___ Dataset entries ___

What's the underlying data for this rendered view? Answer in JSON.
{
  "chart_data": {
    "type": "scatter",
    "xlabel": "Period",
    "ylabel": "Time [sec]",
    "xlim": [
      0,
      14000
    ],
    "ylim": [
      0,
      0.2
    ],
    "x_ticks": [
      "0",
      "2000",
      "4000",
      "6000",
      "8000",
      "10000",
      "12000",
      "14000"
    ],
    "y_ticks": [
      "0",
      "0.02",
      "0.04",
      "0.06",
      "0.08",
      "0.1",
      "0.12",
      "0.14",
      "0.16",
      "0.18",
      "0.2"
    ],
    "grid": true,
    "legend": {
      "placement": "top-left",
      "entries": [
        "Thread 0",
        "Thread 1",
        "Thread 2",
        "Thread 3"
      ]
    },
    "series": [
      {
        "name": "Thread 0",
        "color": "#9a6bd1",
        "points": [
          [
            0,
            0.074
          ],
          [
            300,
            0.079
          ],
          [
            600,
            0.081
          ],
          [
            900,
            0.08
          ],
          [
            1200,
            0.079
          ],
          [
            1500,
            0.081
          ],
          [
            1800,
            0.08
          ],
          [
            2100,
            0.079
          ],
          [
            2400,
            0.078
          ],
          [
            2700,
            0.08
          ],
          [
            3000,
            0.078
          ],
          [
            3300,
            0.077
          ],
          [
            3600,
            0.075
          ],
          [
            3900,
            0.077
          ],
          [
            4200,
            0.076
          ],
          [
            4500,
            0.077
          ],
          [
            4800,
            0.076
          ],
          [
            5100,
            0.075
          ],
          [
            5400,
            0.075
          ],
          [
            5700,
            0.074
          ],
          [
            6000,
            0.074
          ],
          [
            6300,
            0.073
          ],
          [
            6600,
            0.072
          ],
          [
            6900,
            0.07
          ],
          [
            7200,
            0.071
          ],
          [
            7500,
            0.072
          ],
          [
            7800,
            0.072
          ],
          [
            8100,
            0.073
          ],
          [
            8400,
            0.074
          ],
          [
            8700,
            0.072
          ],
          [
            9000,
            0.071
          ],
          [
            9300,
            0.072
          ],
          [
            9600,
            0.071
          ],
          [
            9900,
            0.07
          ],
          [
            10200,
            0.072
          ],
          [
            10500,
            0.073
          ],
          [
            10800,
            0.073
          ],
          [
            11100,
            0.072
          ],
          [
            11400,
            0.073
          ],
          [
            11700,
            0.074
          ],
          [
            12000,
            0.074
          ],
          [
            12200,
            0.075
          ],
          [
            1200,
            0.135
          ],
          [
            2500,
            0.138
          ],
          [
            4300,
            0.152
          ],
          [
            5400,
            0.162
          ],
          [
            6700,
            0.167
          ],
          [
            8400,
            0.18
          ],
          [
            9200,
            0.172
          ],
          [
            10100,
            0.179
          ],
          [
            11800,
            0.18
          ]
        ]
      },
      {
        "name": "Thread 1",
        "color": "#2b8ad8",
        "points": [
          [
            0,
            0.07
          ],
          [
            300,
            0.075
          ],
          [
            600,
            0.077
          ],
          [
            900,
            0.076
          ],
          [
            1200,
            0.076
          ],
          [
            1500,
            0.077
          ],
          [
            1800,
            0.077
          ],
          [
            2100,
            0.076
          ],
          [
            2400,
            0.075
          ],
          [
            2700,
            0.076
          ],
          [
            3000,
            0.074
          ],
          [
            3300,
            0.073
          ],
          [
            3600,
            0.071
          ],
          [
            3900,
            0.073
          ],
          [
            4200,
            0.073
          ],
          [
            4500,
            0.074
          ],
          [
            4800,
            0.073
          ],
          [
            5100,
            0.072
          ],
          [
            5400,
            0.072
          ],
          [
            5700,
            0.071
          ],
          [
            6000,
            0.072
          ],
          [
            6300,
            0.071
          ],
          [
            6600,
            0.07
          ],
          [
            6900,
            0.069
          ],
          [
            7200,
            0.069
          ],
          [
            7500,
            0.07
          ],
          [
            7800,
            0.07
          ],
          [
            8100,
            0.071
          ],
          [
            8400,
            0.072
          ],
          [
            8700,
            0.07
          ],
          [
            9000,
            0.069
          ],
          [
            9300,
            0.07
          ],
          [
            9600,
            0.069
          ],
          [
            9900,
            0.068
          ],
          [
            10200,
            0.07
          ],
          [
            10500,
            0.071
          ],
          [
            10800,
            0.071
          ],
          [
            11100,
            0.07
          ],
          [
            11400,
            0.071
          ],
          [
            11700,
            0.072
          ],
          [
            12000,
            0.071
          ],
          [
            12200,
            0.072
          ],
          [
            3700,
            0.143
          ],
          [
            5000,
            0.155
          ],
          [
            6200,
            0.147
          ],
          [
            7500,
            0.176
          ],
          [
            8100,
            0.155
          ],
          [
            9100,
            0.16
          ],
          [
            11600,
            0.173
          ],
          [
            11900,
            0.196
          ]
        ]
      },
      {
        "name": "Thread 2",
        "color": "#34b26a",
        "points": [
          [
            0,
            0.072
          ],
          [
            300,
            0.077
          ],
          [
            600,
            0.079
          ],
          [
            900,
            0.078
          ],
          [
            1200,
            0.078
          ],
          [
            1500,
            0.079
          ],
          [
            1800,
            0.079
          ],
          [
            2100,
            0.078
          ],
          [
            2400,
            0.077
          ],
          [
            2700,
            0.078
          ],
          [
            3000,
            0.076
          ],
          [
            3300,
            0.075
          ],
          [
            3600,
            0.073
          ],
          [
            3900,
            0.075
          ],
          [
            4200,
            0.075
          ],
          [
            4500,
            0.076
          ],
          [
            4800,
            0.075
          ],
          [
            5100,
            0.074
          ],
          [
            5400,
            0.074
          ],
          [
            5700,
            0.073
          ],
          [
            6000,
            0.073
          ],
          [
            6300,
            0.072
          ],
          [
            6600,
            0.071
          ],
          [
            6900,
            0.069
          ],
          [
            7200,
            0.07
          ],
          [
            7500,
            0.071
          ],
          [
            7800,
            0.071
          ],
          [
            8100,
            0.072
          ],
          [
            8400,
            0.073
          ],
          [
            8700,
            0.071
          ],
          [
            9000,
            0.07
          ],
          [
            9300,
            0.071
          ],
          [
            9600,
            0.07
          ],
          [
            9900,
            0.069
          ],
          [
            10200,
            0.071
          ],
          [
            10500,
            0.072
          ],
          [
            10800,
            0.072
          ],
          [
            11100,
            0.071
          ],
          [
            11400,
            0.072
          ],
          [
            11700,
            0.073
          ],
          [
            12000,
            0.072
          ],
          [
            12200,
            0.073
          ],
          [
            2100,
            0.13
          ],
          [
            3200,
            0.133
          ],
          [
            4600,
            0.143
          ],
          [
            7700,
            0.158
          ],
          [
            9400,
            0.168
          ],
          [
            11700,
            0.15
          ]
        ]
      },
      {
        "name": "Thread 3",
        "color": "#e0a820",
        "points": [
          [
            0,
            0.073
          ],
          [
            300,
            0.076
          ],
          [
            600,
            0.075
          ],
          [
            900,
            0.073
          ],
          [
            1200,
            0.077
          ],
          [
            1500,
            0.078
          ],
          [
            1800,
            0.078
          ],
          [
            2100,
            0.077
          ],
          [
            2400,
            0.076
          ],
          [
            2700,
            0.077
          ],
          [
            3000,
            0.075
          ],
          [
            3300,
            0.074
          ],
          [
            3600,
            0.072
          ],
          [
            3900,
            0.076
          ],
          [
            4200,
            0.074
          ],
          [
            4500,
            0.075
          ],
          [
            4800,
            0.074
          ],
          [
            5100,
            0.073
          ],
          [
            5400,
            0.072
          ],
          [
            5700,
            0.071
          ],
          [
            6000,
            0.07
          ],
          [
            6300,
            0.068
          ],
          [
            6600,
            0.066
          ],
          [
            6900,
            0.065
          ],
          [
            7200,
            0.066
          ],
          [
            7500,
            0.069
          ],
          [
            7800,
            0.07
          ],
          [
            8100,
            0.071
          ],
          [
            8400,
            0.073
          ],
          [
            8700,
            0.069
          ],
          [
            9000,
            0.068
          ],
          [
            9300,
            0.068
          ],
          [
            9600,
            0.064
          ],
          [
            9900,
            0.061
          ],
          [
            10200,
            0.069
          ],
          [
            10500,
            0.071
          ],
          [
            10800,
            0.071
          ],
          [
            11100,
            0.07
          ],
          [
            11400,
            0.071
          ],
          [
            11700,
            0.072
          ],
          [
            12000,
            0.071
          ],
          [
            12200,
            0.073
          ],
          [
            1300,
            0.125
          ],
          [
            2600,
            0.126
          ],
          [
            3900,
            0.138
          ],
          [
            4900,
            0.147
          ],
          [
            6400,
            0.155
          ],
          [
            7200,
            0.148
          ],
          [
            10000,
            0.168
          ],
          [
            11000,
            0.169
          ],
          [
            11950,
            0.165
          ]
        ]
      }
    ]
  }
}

___

▶ [Do this]:
Going through the data, tally the lines containing "Thread" and report only the result.

▶ [Reply to the task]:
8